* TASK PROMPT *
Sift the listing for lines that hold the string "recommendationletter" and pull them out.

START GIVEN INFORMATION

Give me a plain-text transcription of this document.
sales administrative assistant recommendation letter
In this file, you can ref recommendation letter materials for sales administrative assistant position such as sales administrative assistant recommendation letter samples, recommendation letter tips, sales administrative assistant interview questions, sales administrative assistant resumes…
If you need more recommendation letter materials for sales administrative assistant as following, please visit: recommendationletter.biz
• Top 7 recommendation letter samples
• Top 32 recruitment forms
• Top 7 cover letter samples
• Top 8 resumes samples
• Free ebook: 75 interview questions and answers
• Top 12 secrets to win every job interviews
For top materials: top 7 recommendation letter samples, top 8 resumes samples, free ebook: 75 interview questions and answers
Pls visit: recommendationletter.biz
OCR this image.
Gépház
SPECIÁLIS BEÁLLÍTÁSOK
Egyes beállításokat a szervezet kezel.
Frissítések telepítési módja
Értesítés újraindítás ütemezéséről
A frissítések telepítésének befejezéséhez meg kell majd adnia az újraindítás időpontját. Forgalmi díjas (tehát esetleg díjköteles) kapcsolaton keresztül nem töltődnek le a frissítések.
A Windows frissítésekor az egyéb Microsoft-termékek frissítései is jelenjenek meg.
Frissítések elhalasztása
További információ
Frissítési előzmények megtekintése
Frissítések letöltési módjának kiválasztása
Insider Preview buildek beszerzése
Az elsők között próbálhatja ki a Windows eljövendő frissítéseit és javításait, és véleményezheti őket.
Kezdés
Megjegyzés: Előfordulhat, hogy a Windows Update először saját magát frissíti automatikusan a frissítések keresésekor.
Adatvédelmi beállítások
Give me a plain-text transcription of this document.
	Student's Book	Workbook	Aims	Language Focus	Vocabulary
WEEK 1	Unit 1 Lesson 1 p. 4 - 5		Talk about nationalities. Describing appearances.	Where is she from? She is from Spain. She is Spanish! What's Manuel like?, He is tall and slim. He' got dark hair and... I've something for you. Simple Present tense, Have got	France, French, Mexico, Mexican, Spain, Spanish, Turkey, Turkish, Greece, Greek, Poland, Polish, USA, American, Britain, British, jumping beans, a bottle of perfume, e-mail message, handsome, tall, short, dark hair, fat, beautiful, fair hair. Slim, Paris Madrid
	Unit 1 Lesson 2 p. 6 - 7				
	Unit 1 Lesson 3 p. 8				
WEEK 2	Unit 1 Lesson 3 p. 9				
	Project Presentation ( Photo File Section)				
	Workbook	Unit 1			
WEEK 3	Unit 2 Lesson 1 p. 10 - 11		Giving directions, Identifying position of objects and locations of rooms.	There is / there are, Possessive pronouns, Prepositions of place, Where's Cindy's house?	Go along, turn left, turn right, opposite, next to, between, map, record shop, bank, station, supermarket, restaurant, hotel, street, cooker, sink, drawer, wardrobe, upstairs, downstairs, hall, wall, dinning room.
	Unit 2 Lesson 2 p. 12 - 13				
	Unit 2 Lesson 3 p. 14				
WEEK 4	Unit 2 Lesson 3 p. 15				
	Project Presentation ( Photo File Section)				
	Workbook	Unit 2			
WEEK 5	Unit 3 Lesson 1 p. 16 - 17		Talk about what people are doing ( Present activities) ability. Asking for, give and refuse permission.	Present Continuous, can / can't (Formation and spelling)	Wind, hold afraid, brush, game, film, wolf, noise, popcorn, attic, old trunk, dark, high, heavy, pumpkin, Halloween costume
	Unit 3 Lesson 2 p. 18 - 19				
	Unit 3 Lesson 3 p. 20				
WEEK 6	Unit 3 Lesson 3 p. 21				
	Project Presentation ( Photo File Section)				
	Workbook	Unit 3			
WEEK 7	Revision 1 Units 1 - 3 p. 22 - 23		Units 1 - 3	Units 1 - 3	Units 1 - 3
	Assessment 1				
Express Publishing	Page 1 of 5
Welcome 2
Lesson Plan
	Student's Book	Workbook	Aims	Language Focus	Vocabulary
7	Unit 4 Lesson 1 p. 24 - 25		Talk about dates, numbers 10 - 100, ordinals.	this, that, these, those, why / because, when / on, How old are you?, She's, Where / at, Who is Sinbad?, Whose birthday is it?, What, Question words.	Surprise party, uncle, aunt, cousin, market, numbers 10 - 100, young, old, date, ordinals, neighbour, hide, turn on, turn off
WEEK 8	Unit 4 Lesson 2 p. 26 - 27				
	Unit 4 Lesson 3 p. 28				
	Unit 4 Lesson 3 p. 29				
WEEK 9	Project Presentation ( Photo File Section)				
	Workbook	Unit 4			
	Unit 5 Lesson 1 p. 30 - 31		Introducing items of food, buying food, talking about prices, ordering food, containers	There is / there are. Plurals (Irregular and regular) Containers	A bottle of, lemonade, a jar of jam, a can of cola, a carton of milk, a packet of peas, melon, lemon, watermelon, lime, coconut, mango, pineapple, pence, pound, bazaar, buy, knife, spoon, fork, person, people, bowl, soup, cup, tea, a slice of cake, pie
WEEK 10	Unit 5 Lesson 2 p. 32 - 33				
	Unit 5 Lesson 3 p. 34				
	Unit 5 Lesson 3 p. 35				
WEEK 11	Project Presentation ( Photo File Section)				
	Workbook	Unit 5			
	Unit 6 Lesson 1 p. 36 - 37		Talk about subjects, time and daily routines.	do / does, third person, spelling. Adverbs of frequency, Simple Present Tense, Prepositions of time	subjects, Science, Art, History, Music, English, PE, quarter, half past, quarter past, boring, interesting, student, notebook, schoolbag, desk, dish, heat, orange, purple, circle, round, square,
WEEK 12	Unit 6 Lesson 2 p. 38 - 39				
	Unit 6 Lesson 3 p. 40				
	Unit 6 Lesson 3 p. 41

END GIVEN INFORMATION

* FULL RESPONSE *
If you need more recommendation letter materials for sales administrative assistant as following, please visit: recommendationletter.biz
Pls visit: recommendationletter.biz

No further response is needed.